■ What the task asks: Copy each line containing the word "lcarloni" from the records that follow, please.

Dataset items

┌──

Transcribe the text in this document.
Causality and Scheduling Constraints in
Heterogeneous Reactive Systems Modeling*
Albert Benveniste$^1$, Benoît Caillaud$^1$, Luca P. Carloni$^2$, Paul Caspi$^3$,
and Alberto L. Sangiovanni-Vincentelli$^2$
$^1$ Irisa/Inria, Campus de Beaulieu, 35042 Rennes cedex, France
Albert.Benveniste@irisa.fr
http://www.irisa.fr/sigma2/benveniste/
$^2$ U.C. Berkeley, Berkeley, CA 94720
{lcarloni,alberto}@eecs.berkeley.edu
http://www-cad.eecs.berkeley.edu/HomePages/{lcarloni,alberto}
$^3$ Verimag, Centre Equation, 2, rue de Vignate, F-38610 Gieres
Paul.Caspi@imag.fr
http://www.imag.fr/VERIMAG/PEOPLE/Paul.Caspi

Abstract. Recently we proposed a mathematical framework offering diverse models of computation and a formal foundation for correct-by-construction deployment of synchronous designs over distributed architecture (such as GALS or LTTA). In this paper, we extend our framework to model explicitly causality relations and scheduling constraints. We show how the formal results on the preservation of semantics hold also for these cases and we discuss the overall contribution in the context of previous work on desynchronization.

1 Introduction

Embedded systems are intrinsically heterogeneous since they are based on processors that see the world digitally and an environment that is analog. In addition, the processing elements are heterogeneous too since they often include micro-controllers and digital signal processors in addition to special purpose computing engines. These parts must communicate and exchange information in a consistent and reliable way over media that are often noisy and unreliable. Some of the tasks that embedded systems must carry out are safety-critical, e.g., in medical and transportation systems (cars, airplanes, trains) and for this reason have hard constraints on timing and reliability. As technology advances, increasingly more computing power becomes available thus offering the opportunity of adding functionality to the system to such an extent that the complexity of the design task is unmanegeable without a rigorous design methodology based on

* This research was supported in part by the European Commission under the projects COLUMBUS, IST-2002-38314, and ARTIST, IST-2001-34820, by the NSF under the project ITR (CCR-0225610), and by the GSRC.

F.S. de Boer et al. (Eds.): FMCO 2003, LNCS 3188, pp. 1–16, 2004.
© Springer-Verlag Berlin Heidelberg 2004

└──

■ Result of the exercise:
{lcarloni,alberto}@eecs.berkeley.edu
http://www-cad.eecs.berkeley.edu/HomePages/{lcarloni,alberto}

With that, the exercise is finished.